** Problem requirements **
Beginning with the line that contains "Output a JSON", copy each subsequent line of the data below through the last one, including both ends but not the pictures.

** Input rows **
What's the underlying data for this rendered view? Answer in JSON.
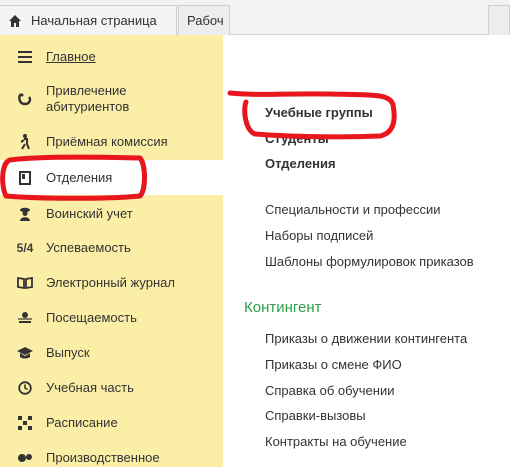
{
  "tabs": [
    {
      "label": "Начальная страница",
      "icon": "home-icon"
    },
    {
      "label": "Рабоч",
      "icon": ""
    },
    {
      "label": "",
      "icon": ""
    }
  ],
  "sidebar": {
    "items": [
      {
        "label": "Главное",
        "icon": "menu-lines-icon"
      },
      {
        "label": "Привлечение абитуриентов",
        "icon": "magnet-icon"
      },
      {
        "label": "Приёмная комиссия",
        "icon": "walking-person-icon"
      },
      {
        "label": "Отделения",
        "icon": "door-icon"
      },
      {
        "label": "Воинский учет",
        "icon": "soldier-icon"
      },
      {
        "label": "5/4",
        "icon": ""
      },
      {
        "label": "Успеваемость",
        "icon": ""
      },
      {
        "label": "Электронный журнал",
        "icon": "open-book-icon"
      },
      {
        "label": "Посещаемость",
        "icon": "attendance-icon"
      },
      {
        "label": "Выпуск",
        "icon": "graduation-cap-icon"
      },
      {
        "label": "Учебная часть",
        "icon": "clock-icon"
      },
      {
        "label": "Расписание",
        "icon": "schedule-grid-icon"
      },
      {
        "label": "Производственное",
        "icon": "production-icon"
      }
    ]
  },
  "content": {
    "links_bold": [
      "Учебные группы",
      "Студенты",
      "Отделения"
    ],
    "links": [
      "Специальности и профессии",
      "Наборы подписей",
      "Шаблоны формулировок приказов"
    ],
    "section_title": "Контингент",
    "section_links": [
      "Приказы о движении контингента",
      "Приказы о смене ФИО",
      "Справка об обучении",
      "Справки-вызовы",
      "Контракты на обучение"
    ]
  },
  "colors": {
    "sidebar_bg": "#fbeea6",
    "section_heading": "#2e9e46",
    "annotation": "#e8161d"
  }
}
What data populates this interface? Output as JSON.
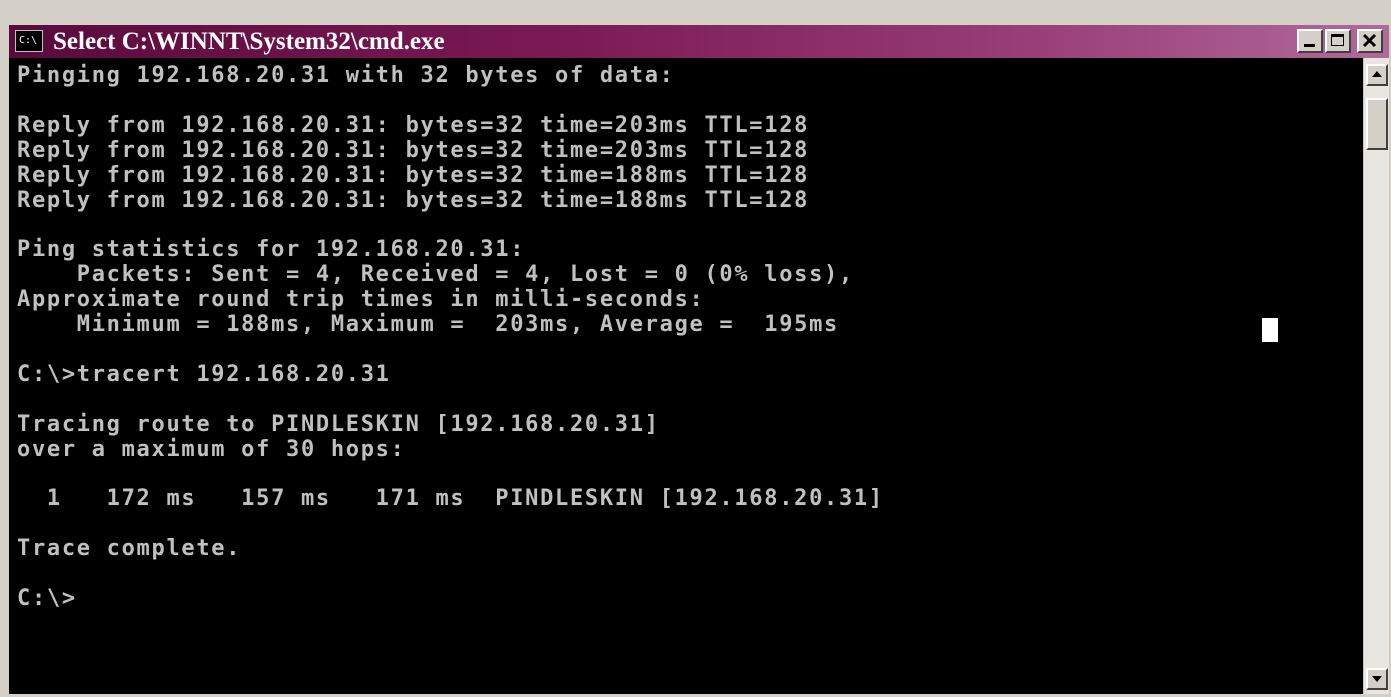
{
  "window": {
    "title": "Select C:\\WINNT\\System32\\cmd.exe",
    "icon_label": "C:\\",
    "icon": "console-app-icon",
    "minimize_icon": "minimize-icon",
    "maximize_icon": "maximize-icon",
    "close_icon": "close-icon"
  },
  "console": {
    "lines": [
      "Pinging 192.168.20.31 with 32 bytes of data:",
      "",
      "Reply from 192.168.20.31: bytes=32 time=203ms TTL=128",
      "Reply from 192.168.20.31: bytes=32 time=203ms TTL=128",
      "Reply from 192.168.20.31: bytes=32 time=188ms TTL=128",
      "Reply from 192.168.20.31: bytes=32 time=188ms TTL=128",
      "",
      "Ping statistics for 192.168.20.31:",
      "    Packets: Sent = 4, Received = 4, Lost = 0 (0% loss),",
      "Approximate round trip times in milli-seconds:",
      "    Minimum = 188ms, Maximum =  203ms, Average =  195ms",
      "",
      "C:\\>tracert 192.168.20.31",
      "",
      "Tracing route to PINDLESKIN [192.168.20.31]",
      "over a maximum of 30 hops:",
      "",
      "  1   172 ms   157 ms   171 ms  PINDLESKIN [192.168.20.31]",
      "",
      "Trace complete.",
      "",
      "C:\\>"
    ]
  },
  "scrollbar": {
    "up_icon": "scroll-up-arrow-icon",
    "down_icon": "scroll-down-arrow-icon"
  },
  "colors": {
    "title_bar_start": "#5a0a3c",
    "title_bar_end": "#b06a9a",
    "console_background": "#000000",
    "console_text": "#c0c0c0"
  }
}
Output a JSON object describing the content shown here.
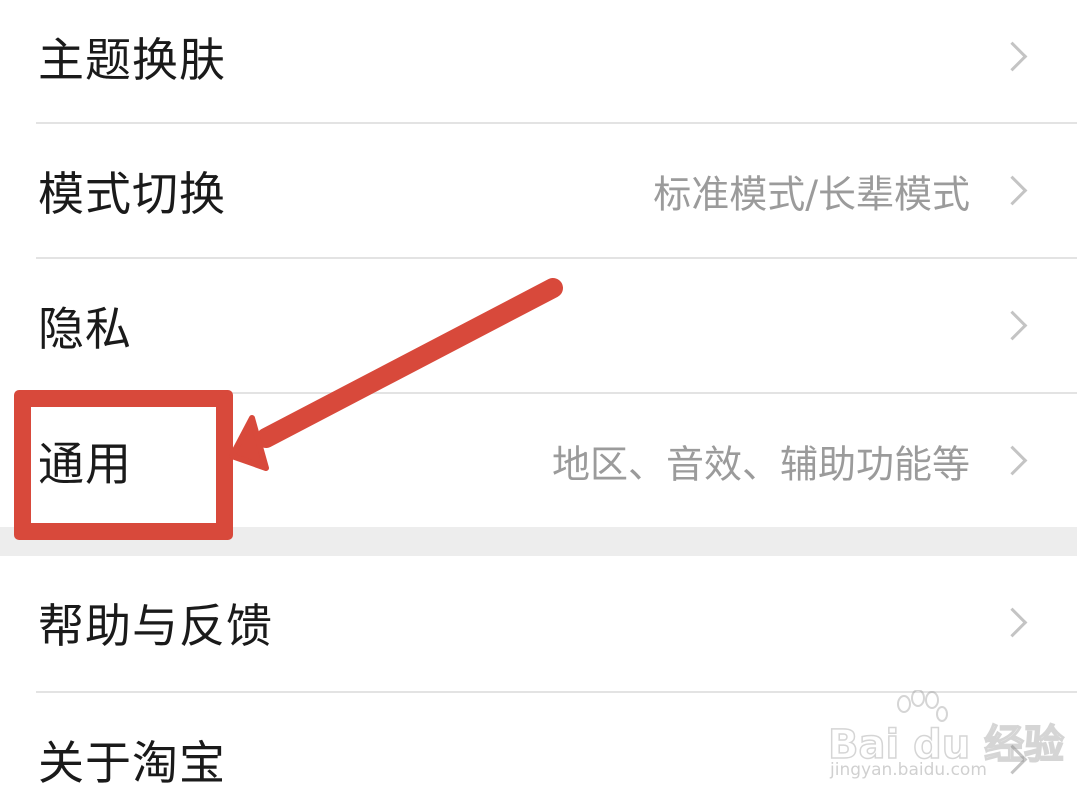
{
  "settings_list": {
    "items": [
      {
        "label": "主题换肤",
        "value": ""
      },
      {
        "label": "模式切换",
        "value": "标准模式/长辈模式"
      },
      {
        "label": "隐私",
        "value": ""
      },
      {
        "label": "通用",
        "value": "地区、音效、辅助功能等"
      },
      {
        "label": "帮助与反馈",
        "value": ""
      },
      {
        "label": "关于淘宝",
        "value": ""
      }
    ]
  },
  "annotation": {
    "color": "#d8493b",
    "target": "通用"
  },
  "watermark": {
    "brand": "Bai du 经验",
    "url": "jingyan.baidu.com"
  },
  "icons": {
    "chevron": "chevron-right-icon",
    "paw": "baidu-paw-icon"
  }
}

** The solution **
Output a JSON object describing the content shown here.
{
  "settings_list": {
    "items": [
      {
        "label": "主题换肤",
        "value": ""
      },
      {
        "label": "模式切换",
        "value": "标准模式/长辈模式"
      },
      {
        "label": "隐私",
        "value": ""
      },
      {
        "label": "通用",
        "value": "地区、音效、辅助功能等"
      },
      {
        "label": "帮助与反馈",
        "value": ""
      },
      {
        "label": "关于淘宝",
        "value": ""
      }
    ]
  },
  "annotation": {
    "color": "#d8493b",
    "target": "通用"
  },
  "watermark": {
    "brand": "Bai du 经验",
    "url": "jingyan.baidu.com"
  },
  "icons": {
    "chevron": "chevron-right-icon",
    "paw": "baidu-paw-icon"
  }
}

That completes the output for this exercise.